Scan the data for "this" and copy the lines it appears in.
··· Stored records
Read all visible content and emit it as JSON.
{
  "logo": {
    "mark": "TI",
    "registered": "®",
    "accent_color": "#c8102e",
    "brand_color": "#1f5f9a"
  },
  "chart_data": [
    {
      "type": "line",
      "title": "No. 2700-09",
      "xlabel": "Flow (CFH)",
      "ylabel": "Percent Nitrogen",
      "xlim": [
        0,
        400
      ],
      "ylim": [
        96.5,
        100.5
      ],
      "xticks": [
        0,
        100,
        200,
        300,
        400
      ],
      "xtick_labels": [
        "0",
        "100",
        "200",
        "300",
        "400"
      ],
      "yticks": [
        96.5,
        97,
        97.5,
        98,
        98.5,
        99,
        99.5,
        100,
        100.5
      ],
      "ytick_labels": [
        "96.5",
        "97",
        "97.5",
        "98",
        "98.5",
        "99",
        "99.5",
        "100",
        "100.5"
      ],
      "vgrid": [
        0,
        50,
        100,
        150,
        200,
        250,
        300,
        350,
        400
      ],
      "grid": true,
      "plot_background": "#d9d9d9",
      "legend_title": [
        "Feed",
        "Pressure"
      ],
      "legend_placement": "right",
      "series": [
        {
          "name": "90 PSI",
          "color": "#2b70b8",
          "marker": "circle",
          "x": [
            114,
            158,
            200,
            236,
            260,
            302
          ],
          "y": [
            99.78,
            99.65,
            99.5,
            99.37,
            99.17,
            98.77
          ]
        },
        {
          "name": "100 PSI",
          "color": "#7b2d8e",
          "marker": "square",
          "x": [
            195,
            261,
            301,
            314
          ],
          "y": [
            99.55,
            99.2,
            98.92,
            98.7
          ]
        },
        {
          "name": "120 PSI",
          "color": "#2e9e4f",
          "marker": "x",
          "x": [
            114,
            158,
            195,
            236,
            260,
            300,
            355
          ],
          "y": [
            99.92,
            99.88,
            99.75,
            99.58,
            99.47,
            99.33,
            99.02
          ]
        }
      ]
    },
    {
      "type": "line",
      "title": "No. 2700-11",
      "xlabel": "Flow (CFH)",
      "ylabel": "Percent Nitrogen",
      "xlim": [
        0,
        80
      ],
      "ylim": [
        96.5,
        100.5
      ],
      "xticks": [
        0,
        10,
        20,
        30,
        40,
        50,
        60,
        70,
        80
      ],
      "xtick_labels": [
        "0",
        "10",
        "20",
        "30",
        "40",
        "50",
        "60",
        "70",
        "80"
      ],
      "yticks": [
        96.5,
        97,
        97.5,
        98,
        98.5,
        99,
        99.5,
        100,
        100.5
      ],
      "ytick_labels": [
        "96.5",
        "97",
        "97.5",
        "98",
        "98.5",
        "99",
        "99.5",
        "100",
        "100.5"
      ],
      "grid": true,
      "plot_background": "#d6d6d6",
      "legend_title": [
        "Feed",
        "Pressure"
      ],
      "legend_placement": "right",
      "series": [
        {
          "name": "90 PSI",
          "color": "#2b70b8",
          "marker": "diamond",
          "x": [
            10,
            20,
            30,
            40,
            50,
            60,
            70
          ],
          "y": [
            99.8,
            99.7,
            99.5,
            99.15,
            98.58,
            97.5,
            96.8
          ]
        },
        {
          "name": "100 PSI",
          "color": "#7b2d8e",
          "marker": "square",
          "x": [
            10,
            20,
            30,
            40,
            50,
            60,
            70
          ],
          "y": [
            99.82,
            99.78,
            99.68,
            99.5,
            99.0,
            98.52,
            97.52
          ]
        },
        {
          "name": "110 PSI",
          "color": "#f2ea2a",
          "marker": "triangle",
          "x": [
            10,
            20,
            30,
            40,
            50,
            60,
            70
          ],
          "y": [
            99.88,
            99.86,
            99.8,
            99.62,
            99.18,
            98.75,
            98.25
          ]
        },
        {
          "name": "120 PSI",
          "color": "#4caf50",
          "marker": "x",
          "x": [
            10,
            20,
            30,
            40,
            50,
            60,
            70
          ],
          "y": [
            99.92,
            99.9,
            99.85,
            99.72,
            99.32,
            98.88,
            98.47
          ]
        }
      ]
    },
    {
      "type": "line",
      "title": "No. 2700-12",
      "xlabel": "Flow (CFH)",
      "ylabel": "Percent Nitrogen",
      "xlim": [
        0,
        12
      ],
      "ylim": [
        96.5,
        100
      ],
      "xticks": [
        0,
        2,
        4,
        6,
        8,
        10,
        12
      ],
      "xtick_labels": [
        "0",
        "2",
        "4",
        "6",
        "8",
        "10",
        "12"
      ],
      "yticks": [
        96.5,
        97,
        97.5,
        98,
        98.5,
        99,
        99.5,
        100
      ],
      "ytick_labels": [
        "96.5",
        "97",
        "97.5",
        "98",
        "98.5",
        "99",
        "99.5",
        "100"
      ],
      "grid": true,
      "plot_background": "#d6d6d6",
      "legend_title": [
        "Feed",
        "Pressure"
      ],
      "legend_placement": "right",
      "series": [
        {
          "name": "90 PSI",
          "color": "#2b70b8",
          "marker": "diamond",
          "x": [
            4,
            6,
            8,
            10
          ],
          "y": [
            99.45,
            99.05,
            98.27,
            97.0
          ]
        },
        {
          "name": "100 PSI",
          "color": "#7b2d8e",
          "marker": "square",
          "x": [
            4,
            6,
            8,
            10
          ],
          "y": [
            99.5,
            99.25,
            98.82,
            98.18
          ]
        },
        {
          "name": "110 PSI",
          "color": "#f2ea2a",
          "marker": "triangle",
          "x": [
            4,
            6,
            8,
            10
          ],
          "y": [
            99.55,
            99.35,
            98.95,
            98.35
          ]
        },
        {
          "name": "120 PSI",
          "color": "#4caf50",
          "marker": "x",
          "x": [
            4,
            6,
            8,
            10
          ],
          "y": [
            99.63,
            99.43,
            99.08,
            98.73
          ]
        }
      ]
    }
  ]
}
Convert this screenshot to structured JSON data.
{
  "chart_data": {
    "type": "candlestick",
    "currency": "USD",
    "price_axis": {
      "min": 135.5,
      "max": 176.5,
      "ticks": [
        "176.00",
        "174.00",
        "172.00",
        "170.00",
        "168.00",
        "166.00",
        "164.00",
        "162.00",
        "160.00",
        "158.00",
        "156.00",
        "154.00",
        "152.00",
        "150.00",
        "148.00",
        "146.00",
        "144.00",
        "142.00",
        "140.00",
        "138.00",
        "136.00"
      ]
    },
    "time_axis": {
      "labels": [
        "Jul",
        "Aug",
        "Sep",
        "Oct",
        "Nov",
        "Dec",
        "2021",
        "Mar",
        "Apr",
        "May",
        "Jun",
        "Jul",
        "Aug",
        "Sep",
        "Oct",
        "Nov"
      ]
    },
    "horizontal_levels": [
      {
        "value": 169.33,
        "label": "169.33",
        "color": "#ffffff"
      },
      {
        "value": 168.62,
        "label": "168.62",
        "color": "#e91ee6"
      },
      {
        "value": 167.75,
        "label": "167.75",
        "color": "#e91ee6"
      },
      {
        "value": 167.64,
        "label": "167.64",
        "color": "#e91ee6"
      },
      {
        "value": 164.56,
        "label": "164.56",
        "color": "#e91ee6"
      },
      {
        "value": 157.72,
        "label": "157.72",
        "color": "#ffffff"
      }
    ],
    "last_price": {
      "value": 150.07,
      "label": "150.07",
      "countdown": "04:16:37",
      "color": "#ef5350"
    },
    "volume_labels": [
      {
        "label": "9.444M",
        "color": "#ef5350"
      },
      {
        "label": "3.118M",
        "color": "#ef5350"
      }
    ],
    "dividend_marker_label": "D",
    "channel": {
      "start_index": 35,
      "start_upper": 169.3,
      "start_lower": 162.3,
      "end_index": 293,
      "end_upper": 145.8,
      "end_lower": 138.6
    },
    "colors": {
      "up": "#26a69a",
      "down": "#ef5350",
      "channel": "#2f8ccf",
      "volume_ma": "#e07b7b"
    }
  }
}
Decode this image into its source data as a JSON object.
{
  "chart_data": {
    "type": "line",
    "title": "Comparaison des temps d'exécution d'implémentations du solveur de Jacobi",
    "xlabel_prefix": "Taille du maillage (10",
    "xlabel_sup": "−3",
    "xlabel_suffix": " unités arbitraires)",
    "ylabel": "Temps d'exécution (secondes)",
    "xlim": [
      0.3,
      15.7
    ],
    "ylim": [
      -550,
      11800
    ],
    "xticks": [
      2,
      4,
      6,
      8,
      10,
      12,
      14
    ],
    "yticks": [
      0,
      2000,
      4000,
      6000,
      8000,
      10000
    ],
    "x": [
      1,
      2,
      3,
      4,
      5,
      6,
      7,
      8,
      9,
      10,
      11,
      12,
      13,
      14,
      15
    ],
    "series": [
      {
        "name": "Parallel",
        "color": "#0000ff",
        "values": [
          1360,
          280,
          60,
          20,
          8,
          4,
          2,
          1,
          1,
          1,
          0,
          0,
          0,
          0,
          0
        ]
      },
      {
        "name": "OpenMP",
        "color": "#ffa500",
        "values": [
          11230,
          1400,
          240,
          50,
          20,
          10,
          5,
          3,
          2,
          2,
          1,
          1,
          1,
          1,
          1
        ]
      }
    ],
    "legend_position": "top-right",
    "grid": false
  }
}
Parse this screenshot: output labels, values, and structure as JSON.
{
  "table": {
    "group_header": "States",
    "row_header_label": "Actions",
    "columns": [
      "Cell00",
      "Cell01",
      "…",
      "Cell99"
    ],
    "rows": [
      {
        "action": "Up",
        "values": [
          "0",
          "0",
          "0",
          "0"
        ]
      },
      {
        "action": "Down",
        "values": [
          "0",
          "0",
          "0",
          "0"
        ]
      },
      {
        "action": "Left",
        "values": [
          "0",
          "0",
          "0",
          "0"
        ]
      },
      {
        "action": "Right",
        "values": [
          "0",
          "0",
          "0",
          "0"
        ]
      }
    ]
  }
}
······
# Solution below
Convert this screenshot to structured JSON data.
Decode this image into its source data as a JSON object.
Parse this screenshot: output labels, values, and structure as JSON.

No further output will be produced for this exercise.